Supplied data:
==================================================

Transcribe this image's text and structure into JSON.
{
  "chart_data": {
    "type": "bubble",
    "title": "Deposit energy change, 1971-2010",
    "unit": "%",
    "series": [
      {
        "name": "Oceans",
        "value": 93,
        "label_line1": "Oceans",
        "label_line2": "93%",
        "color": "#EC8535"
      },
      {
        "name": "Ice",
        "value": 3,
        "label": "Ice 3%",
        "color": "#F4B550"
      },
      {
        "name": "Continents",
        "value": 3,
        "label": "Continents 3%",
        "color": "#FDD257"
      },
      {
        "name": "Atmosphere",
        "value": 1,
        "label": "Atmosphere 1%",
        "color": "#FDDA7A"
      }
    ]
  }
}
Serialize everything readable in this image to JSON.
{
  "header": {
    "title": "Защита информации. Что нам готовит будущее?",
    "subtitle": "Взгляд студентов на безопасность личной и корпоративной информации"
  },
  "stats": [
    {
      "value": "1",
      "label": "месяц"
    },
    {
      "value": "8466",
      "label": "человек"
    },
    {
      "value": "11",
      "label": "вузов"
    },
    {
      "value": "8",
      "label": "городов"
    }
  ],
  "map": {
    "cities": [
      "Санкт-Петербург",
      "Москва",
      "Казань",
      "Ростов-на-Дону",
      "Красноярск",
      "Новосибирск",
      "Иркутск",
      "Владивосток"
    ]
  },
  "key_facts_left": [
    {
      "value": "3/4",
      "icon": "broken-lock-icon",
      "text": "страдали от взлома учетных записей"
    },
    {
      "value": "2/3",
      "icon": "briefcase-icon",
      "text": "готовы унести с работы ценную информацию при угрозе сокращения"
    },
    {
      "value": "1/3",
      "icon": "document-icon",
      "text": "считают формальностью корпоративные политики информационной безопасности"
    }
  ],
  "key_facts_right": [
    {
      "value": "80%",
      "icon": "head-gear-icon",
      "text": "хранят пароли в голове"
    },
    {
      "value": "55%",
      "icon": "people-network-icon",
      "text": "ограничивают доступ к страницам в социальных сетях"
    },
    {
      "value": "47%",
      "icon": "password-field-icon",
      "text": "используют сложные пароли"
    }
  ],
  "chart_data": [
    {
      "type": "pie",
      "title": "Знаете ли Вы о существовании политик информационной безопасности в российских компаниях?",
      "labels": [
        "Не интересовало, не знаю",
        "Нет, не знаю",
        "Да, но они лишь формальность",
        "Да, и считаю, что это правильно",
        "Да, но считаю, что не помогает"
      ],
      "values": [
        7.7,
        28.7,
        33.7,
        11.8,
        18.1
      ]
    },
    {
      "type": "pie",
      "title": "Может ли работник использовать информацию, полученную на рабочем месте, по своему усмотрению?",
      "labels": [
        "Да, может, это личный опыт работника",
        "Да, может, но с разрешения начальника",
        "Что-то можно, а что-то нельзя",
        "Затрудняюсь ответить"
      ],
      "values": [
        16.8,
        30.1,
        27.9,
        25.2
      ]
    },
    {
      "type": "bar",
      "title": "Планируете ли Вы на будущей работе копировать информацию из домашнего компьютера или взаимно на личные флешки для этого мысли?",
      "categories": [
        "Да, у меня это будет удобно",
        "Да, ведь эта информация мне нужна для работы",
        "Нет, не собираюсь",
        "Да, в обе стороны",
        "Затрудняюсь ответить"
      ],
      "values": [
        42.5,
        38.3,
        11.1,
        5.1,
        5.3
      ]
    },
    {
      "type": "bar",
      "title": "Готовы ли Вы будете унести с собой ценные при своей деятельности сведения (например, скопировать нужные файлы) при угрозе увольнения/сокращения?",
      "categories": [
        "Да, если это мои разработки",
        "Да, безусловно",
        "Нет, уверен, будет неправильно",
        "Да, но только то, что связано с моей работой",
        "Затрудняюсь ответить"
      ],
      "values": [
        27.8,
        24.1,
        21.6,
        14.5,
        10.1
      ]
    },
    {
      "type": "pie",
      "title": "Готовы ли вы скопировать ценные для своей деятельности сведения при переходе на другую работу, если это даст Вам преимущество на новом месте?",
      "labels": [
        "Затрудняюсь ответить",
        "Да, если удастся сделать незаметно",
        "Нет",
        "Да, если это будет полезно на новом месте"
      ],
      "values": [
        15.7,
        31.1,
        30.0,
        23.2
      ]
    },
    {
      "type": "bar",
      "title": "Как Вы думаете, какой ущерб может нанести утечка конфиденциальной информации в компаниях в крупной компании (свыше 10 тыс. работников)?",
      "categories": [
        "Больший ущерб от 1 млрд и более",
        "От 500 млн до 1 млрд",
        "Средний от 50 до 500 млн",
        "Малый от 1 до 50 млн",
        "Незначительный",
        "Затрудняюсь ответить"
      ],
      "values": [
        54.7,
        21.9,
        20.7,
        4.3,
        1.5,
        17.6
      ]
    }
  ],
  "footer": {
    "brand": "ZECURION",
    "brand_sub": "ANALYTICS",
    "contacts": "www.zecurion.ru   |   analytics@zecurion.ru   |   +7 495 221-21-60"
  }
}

==================================================

Problem requirements:
Show all lines from the listing above in which "компаниях" appears.

Answer to this exercise:
      "title": "Знаете ли Вы о существовании политик информационной безопасности в российских компаниях?",
      "title": "Как Вы думаете, какой ущерб может нанести утечка конфиденциальной информации в компаниях в крупной компании (свыше 10 тыс. работников)?",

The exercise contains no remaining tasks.